• _Exercise prompt_: Copy the records word for word, beginning at the line containing "- teams-icon[interactable]: [343, 639, 373, 669]" and continuing through the line containing "- protocol-link[interactable]: 70990799776: [496, 240, 582, 256]".

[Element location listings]
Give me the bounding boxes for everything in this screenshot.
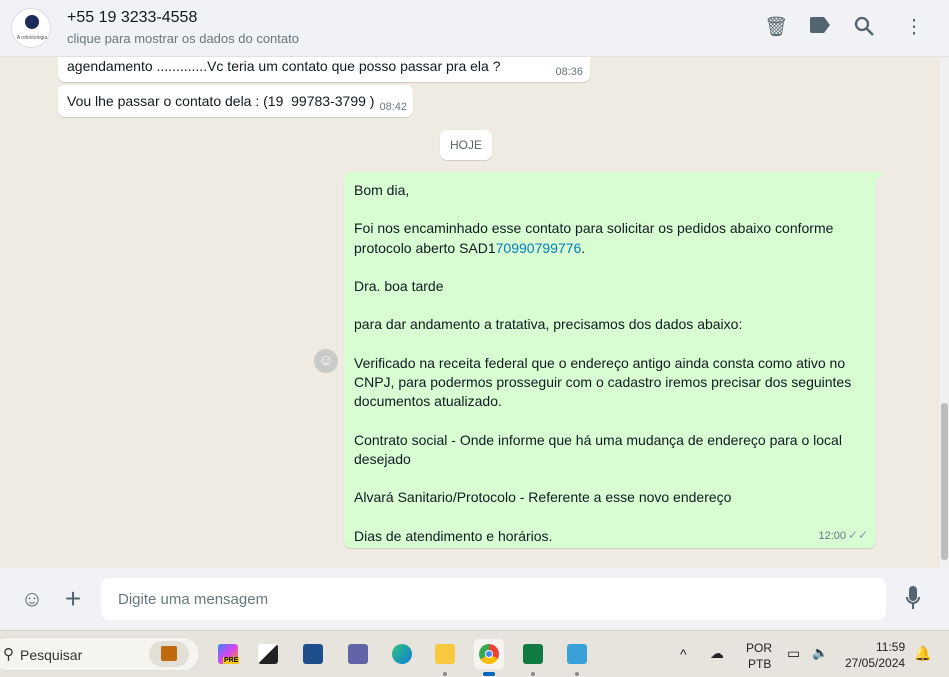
- teams-icon[interactable]: [343, 639, 373, 669]
- label-icon[interactable]: [808, 16, 832, 40]
- avatar-logo-text: A odontologia: [16, 35, 48, 41]
- cloud-offline-icon[interactable]: ☁: [710, 645, 724, 662]
- preview-badge: PRE: [223, 657, 240, 664]
- emoji-icon[interactable]: ☺: [19, 586, 45, 612]
- microphone-icon[interactable]: [903, 586, 923, 612]
- message-text: Vou lhe passar o contato dela : (19 9978…: [67, 93, 375, 109]
- protocol-link[interactable]: 70990799776: [496, 240, 582, 256]
- search-label: Pesquisar: [20, 647, 83, 663]
- network-icon[interactable]: ▭: [787, 645, 800, 662]
- message-text: agendamento .............Vc teria um con…: [67, 58, 501, 74]
- scrollbar-thumb[interactable]: [941, 403, 948, 560]
- briefcase-icon[interactable]: [149, 641, 189, 667]
- message-text-part: . Dra. boa tarde para dar andamento a tr…: [354, 239, 852, 544]
- bubble-tail: [875, 172, 884, 181]
- message-incoming[interactable]: agendamento .............Vc teria um con…: [58, 57, 590, 82]
- window-app-icon[interactable]: [253, 639, 283, 669]
- clock-time[interactable]: 11:59: [876, 640, 905, 654]
- taskbar-search[interactable]: ⚲ Pesquisar: [0, 637, 200, 671]
- search-icon: ⚲: [3, 646, 14, 663]
- tooth-logo-icon: [25, 15, 39, 29]
- file-explorer-icon[interactable]: [430, 639, 460, 676]
- search-icon[interactable]: [852, 16, 876, 40]
- message-input[interactable]: [101, 578, 886, 620]
- notification-bell-icon[interactable]: 🔔: [914, 645, 931, 662]
- menu-icon[interactable]: ⋮: [902, 16, 926, 40]
- message-outgoing[interactable]: Bom dia, Foi nos encaminhado esse contat…: [344, 172, 884, 548]
- message-incoming[interactable]: Vou lhe passar o contato dela : (19 9978…: [58, 85, 413, 117]
- volume-muted-icon[interactable]: 🔈: [812, 645, 828, 661]
- notepad-icon[interactable]: [562, 639, 592, 676]
- message-time: 12:00: [818, 530, 846, 542]
- excel-icon[interactable]: [518, 639, 548, 676]
- contact-subtitle[interactable]: clique para mostrar os dados do contato: [67, 31, 299, 46]
- message-time: 08:42: [379, 101, 407, 113]
- message-time: 08:36: [555, 66, 583, 78]
- chrome-icon[interactable]: [474, 639, 504, 676]
- edge-icon[interactable]: [387, 639, 417, 669]
- language-indicator[interactable]: POR: [746, 641, 772, 655]
- chat-header[interactable]: A odontologia +55 19 3233-4558 clique pa…: [0, 0, 949, 57]
- contact-avatar[interactable]: A odontologia: [11, 8, 51, 48]
- chevron-up-icon[interactable]: ^: [680, 646, 687, 662]
- keyboard-layout[interactable]: PTB: [748, 657, 771, 671]
- message-text: Bom dia, Foi nos encaminhado esse contat…: [354, 181, 854, 546]
- copilot-icon[interactable]: PRE: [213, 639, 243, 669]
- message-list: agendamento .............Vc teria um con…: [0, 57, 940, 568]
- attach-plus-icon[interactable]: +: [61, 585, 85, 613]
- contact-name[interactable]: +55 19 3233-4558: [67, 9, 197, 27]
- delete-icon[interactable]: 🗑: [764, 16, 788, 40]
- store-icon[interactable]: [298, 639, 328, 669]
- clock-date[interactable]: 27/05/2024: [845, 656, 905, 670]
- read-status-icon: ✓✓: [847, 528, 868, 542]
- react-emoji-icon[interactable]: ☺: [314, 349, 338, 373]
- date-divider: HOJE: [440, 130, 492, 160]
- message-text-part: Bom dia, Foi nos encaminhado esse contat…: [354, 182, 834, 256]
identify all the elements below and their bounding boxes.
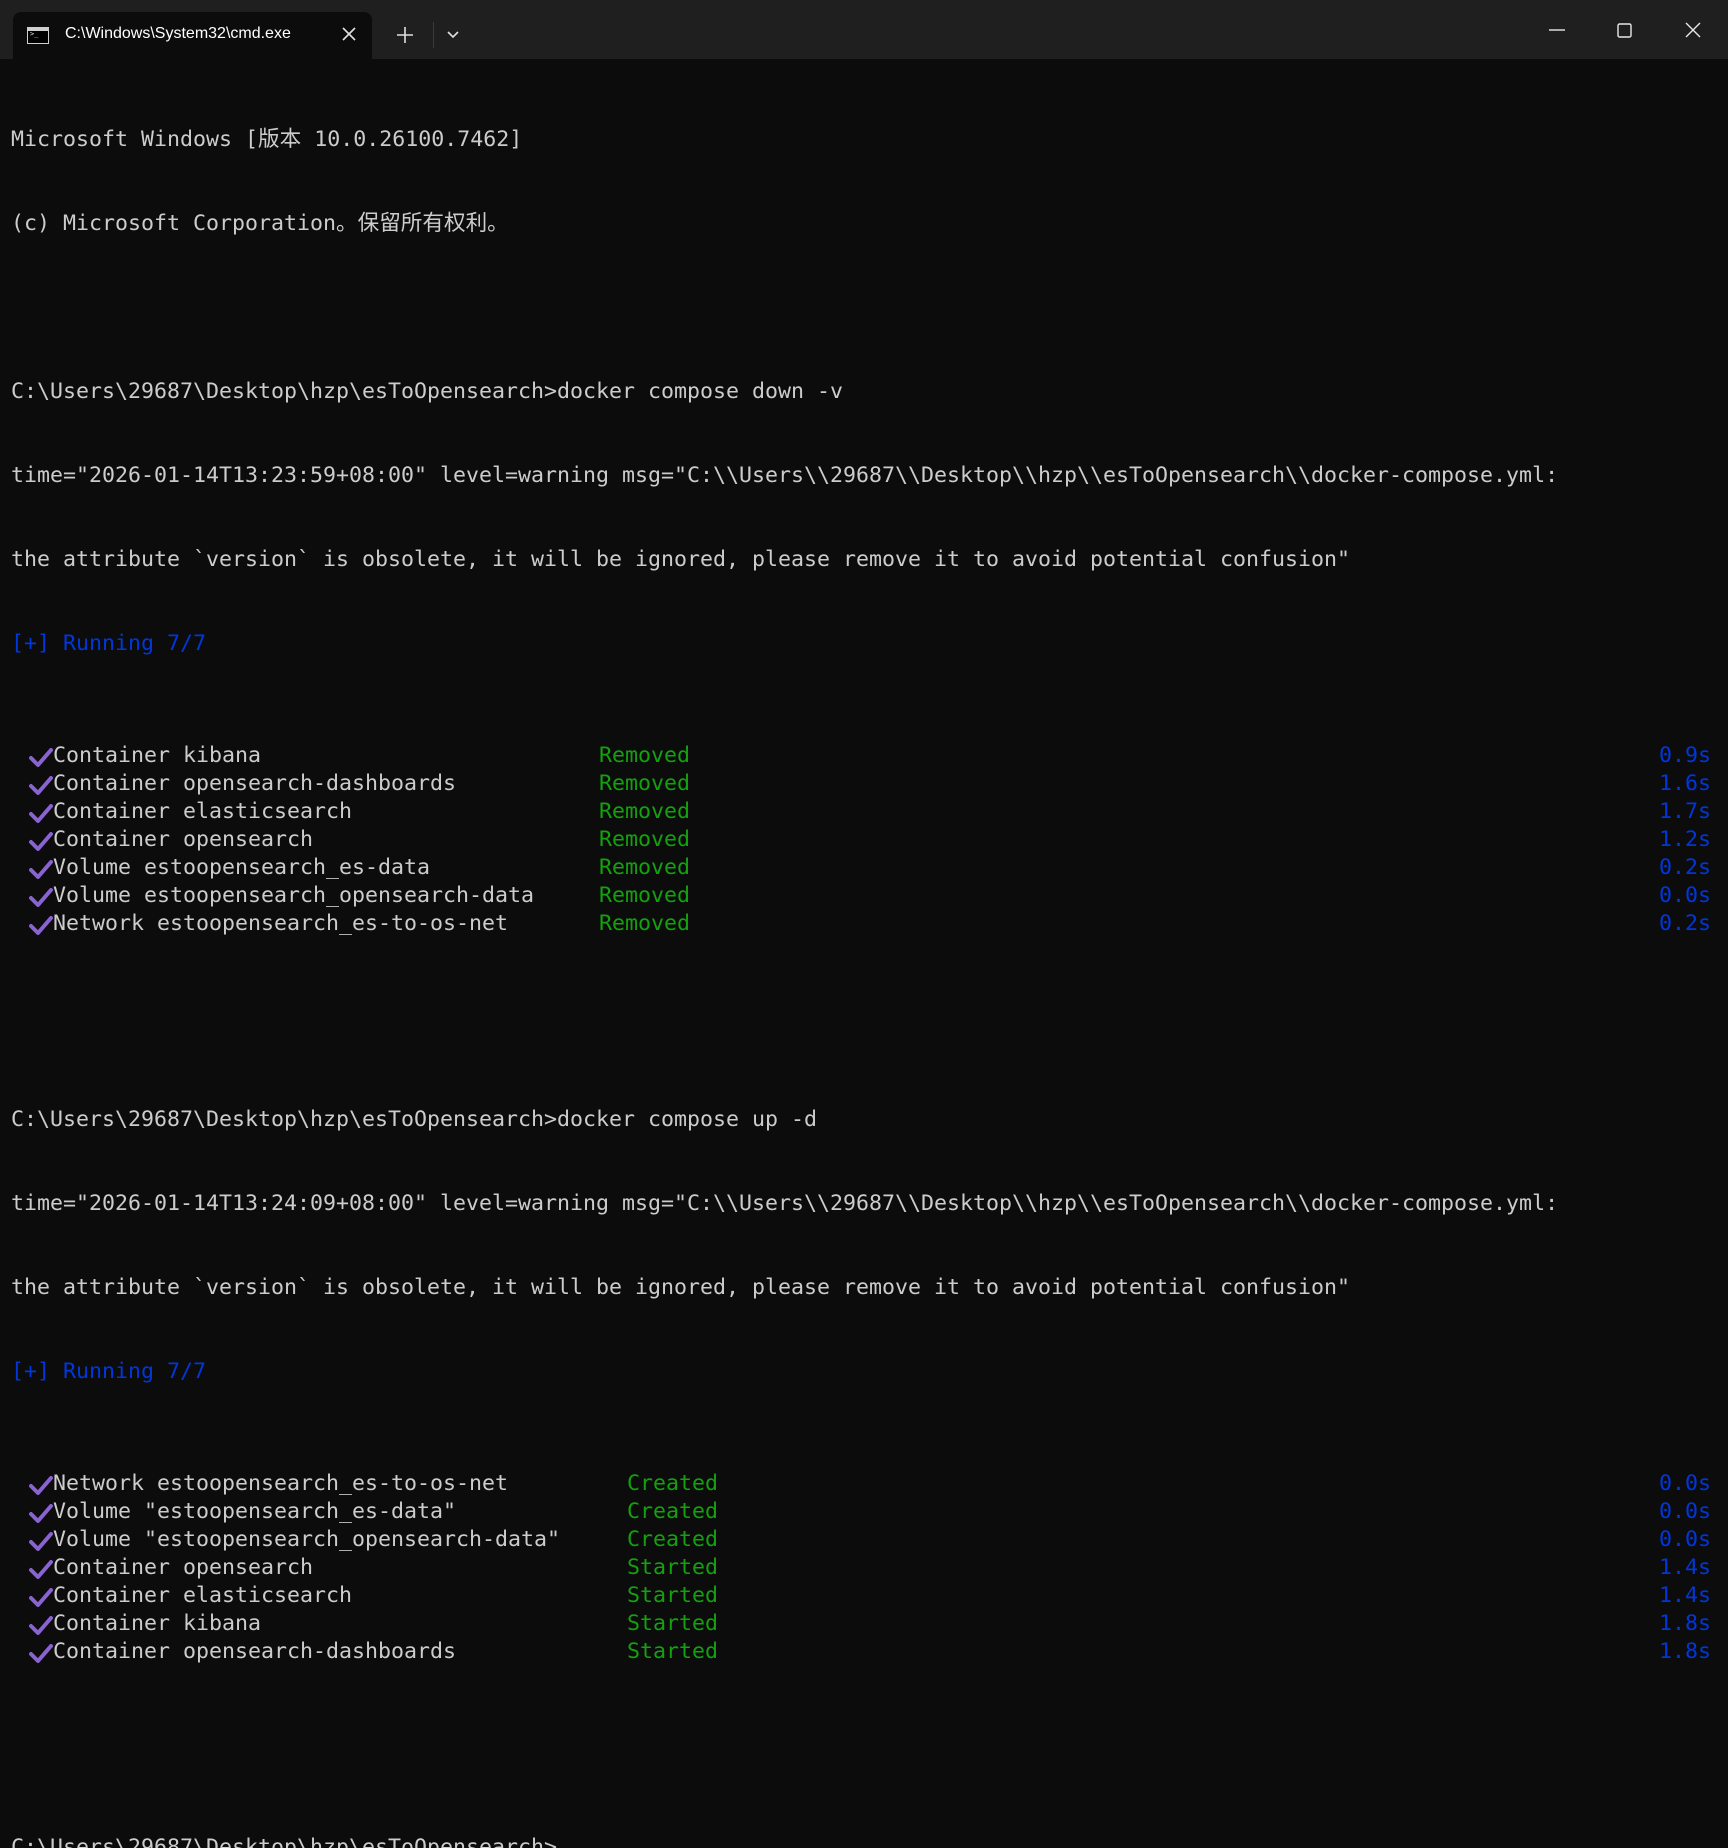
- warning-line: time="2026-01-14T13:23:59+08:00" level=w…: [11, 463, 1559, 488]
- result-label: Container opensearch: [53, 1555, 314, 1580]
- result-status: Started: [627, 1583, 719, 1608]
- result-row: Container opensearch-dashboards Started 1.…: [11, 1638, 1711, 1666]
- result-time: 0.9s: [1658, 743, 1711, 768]
- command-line: C:\Users\29687\Desktop\hzp\esToOpensearc…: [11, 379, 844, 404]
- checkmark-icon: [28, 1476, 54, 1496]
- result-time: 1.6s: [1658, 771, 1711, 796]
- result-label: Volume estoopensearch_opensearch-data: [53, 883, 535, 908]
- warning-line: the attribute `version` is obsolete, it …: [11, 547, 1351, 572]
- result-label: Container kibana: [53, 1611, 262, 1636]
- minimize-icon[interactable]: [1534, 8, 1580, 54]
- result-label: Network estoopensearch_es-to-os-net: [53, 911, 509, 936]
- result-time: 0.0s: [1658, 883, 1711, 908]
- result-status: Removed: [599, 799, 691, 824]
- checkmark-icon: [28, 860, 54, 880]
- up-results: Network estoopensearch_es-to-os-net Creat…: [11, 1470, 1711, 1666]
- warning-line: the attribute `version` is obsolete, it …: [11, 1275, 1351, 1300]
- terminal-window: C:\Windows\System32\cmd.exe Microsoft Wi…: [0, 0, 1728, 1848]
- plus-icon[interactable]: [392, 22, 418, 48]
- window-close-icon[interactable]: [1670, 8, 1716, 54]
- result-label: Container elasticsearch: [53, 799, 353, 824]
- running-status: [+] Running 7/7: [11, 1359, 207, 1384]
- header-line-1: Microsoft Windows [版本 10.0.26100.7462]: [11, 127, 523, 152]
- checkmark-icon: [28, 1532, 54, 1552]
- close-icon[interactable]: [339, 24, 359, 44]
- result-row: Container opensearch Removed 1.2s: [11, 826, 1711, 854]
- result-time: 1.4s: [1658, 1583, 1711, 1608]
- result-status: Removed: [599, 911, 691, 936]
- result-status: Created: [627, 1527, 719, 1552]
- result-row: Container kibana Started 1.8s: [11, 1610, 1711, 1638]
- result-status: Created: [627, 1499, 719, 1524]
- result-time: 0.0s: [1658, 1471, 1711, 1496]
- chevron-down-icon[interactable]: [440, 22, 466, 48]
- tab-cmd[interactable]: C:\Windows\System32\cmd.exe: [13, 12, 372, 59]
- header-line-2: (c) Microsoft Corporation。保留所有权利。: [11, 211, 509, 236]
- result-row: Container elasticsearch Started 1.4s: [11, 1582, 1711, 1610]
- result-label: Volume "estoopensearch_es-data": [53, 1499, 457, 1524]
- result-label: Volume estoopensearch_es-data: [53, 855, 431, 880]
- maximize-icon[interactable]: [1601, 8, 1647, 54]
- result-time: 1.4s: [1658, 1555, 1711, 1580]
- checkmark-icon: [28, 1616, 54, 1636]
- result-time: 0.0s: [1658, 1499, 1711, 1524]
- warning-line: time="2026-01-14T13:24:09+08:00" level=w…: [11, 1191, 1559, 1216]
- result-label: Network estoopensearch_es-to-os-net: [53, 1471, 509, 1496]
- result-status: Removed: [599, 827, 691, 852]
- result-status: Started: [627, 1611, 719, 1636]
- result-row: Volume "estoopensearch_es-data" Created 0.…: [11, 1498, 1711, 1526]
- result-label: Container opensearch: [53, 827, 314, 852]
- result-label: Container opensearch-dashboards: [53, 771, 457, 796]
- checkmark-icon: [28, 1560, 54, 1580]
- tab-title: C:\Windows\System32\cmd.exe: [65, 25, 291, 42]
- command-line: C:\Users\29687\Desktop\hzp\esToOpensearc…: [11, 1107, 818, 1132]
- checkmark-icon: [28, 832, 54, 852]
- down-results: Container kibana Removed 0.9s Container ope…: [11, 742, 1711, 938]
- result-status: Removed: [599, 771, 691, 796]
- result-time: 1.2s: [1658, 827, 1711, 852]
- result-row: Container kibana Removed 0.9s: [11, 742, 1711, 770]
- result-time: 0.2s: [1658, 911, 1711, 936]
- result-row: Container opensearch Started 1.4s: [11, 1554, 1711, 1582]
- terminal-output[interactable]: Microsoft Windows [版本 10.0.26100.7462] (…: [11, 70, 1711, 1848]
- result-label: Container kibana: [53, 743, 262, 768]
- result-row: Volume estoopensearch_es-data Removed 0.2s: [11, 854, 1711, 882]
- result-row: Container opensearch-dashboards Removed 1.…: [11, 770, 1711, 798]
- result-row: Volume estoopensearch_opensearch-data Rem…: [11, 882, 1711, 910]
- running-status: [+] Running 7/7: [11, 631, 207, 656]
- result-time: 0.0s: [1658, 1527, 1711, 1552]
- result-time: 1.8s: [1658, 1611, 1711, 1636]
- result-status: Created: [627, 1471, 719, 1496]
- result-row: Network estoopensearch_es-to-os-net Remov…: [11, 910, 1711, 938]
- result-status: Started: [627, 1555, 719, 1580]
- result-time: 1.7s: [1658, 799, 1711, 824]
- checkmark-icon: [28, 1504, 54, 1524]
- result-row: Network estoopensearch_es-to-os-net Creat…: [11, 1470, 1711, 1498]
- result-time: 0.2s: [1658, 855, 1711, 880]
- toolbar-divider: [433, 22, 434, 48]
- result-row: Container elasticsearch Removed 1.7s: [11, 798, 1711, 826]
- terminal-icon: [27, 27, 49, 44]
- checkmark-icon: [28, 804, 54, 824]
- checkmark-icon: [28, 748, 54, 768]
- result-status: Started: [627, 1639, 719, 1664]
- result-time: 1.8s: [1658, 1639, 1711, 1664]
- checkmark-icon: [28, 888, 54, 908]
- result-label: Volume "estoopensearch_opensearch-data": [53, 1527, 561, 1552]
- result-row: Volume "estoopensearch_opensearch-data" C…: [11, 1526, 1711, 1554]
- result-status: Removed: [599, 855, 691, 880]
- checkmark-icon: [28, 1644, 54, 1664]
- prompt-line: C:\Users\29687\Desktop\hzp\esToOpensearc…: [11, 1835, 558, 1848]
- checkmark-icon: [28, 1588, 54, 1608]
- result-label: Container elasticsearch: [53, 1583, 353, 1608]
- result-status: Removed: [599, 743, 691, 768]
- title-bar: C:\Windows\System32\cmd.exe: [0, 0, 1728, 59]
- checkmark-icon: [28, 776, 54, 796]
- result-label: Container opensearch-dashboards: [53, 1639, 457, 1664]
- checkmark-icon: [28, 916, 54, 936]
- result-status: Removed: [599, 883, 691, 908]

• _Solution below_:
- teams-icon[interactable]: [343, 639, 373, 669]
- label-icon[interactable]: [808, 16, 832, 40]
- avatar-logo-text: A odontologia: [16, 35, 48, 41]
- cloud-offline-icon[interactable]: ☁: [710, 645, 724, 662]
- preview-badge: PRE: [223, 657, 240, 664]
- emoji-icon[interactable]: ☺: [19, 586, 45, 612]
- microphone-icon[interactable]: [903, 586, 923, 612]
- message-text: Vou lhe passar o contato dela : (19 9978…: [67, 93, 375, 109]
- protocol-link[interactable]: 70990799776: [496, 240, 582, 256]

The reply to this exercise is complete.